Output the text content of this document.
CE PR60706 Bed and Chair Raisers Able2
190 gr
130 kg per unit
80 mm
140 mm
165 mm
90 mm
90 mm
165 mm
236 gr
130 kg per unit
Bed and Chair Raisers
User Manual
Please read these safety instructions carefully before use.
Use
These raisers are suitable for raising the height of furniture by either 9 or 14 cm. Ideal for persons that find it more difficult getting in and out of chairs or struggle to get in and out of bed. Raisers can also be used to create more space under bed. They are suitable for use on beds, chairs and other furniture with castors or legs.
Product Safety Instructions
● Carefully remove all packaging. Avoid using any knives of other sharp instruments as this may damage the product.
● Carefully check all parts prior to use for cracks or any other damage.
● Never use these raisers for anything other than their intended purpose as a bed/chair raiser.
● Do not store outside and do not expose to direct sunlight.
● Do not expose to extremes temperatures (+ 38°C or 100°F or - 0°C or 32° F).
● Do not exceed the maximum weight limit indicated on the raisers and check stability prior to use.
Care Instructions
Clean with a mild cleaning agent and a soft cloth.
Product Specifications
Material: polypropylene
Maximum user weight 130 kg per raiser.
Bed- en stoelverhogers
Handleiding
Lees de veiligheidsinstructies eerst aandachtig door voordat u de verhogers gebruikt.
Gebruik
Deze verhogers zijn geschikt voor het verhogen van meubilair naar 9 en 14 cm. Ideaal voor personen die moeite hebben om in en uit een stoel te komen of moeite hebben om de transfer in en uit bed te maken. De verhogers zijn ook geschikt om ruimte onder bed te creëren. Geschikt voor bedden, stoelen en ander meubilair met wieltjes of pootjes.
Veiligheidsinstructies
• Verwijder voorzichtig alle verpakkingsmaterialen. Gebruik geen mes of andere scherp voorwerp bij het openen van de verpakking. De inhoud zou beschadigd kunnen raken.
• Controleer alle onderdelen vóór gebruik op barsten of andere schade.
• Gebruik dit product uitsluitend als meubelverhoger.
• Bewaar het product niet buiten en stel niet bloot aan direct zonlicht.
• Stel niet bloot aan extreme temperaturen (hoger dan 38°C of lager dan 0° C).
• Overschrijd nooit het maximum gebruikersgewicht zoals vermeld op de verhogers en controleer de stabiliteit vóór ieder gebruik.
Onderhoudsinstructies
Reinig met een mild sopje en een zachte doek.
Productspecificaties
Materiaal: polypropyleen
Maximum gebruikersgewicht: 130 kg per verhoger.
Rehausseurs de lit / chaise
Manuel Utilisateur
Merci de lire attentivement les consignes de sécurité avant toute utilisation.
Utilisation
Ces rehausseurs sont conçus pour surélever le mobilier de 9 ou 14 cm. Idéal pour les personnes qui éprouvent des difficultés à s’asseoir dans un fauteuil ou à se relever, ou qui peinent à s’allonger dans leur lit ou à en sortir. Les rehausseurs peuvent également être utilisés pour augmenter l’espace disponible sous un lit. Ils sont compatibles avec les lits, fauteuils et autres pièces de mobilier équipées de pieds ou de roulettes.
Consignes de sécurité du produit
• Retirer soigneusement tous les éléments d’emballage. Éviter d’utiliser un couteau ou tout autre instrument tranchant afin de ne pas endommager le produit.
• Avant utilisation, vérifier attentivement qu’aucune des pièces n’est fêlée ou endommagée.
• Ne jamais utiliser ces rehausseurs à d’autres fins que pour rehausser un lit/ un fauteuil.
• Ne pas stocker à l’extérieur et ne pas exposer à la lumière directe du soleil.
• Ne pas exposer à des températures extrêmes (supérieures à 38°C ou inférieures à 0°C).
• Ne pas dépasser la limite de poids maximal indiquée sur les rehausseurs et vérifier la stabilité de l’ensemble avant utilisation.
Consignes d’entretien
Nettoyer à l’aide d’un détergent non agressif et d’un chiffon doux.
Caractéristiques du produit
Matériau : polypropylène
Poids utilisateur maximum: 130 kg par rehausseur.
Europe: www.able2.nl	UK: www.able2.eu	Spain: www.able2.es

Request » Make an exact copy of the material above.

Solution to the exercise »
Output the text content of this document.
CE PR60706 Bed and Chair Raisers Able2
190 gr
130 kg per unit
80 mm
140 mm
165 mm
90 mm
90 mm
165 mm
236 gr
130 kg per unit
Bed and Chair Raisers
User Manual
Please read these safety instructions carefully before use.
Use
These raisers are suitable for raising the height of furniture by either 9 or 14 cm. Ideal for persons that find it more difficult getting in and out of chairs or struggle to get in and out of bed. Raisers can also be used to create more space under bed. They are suitable for use on beds, chairs and other furniture with castors or legs.
Product Safety Instructions
● Carefully remove all packaging. Avoid using any knives of other sharp instruments as this may damage the product.
● Carefully check all parts prior to use for cracks or any other damage.
● Never use these raisers for anything other than their intended purpose as a bed/chair raiser.
● Do not store outside and do not expose to direct sunlight.
● Do not expose to extremes temperatures (+ 38°C or 100°F or - 0°C or 32° F).
● Do not exceed the maximum weight limit indicated on the raisers and check stability prior to use.
Care Instructions
Clean with a mild cleaning agent and a soft cloth.
Product Specifications
Material: polypropylene
Maximum user weight 130 kg per raiser.
Bed- en stoelverhogers
Handleiding
Lees de veiligheidsinstructies eerst aandachtig door voordat u de verhogers gebruikt.
Gebruik
Deze verhogers zijn geschikt voor het verhogen van meubilair naar 9 en 14 cm. Ideaal voor personen die moeite hebben om in en uit een stoel te komen of moeite hebben om de transfer in en uit bed te maken. De verhogers zijn ook geschikt om ruimte onder bed te creëren. Geschikt voor bedden, stoelen en ander meubilair met wieltjes of pootjes.
Veiligheidsinstructies
• Verwijder voorzichtig alle verpakkingsmaterialen. Gebruik geen mes of andere scherp voorwerp bij het openen van de verpakking. De inhoud zou beschadigd kunnen raken.
• Controleer alle onderdelen vóór gebruik op barsten of andere schade.
• Gebruik dit product uitsluitend als meubelverhoger.
• Bewaar het product niet buiten en stel niet bloot aan direct zonlicht.
• Stel niet bloot aan extreme temperaturen (hoger dan 38°C of lager dan 0° C).
• Overschrijd nooit het maximum gebruikersgewicht zoals vermeld op de verhogers en controleer de stabiliteit vóór ieder gebruik.
Onderhoudsinstructies
Reinig met een mild sopje en een zachte doek.
Productspecificaties
Materiaal: polypropyleen
Maximum gebruikersgewicht: 130 kg per verhoger.
Rehausseurs de lit / chaise
Manuel Utilisateur
Merci de lire attentivement les consignes de sécurité avant toute utilisation.
Utilisation
Ces rehausseurs sont conçus pour surélever le mobilier de 9 ou 14 cm. Idéal pour les personnes qui éprouvent des difficultés à s’asseoir dans un fauteuil ou à se relever, ou qui peinent à s’allonger dans leur lit ou à en sortir. Les rehausseurs peuvent également être utilisés pour augmenter l’espace disponible sous un lit. Ils sont compatibles avec les lits, fauteuils et autres pièces de mobilier équipées de pieds ou de roulettes.
Consignes de sécurité du produit
• Retirer soigneusement tous les éléments d’emballage. Éviter d’utiliser un couteau ou tout autre instrument tranchant afin de ne pas endommager le produit.
• Avant utilisation, vérifier attentivement qu’aucune des pièces n’est fêlée ou endommagée.
• Ne jamais utiliser ces rehausseurs à d’autres fins que pour rehausser un lit/ un fauteuil.
• Ne pas stocker à l’extérieur et ne pas exposer à la lumière directe du soleil.
• Ne pas exposer à des températures extrêmes (supérieures à 38°C ou inférieures à 0°C).
• Ne pas dépasser la limite de poids maximal indiquée sur les rehausseurs et vérifier la stabilité de l’ensemble avant utilisation.
Consignes d’entretien
Nettoyer à l’aide d’un détergent non agressif et d’un chiffon doux.
Caractéristiques du produit
Matériau : polypropylène
Poids utilisateur maximum: 130 kg par rehausseur.
Europe: www.able2.nl	UK: www.able2.eu	Spain: www.able2.es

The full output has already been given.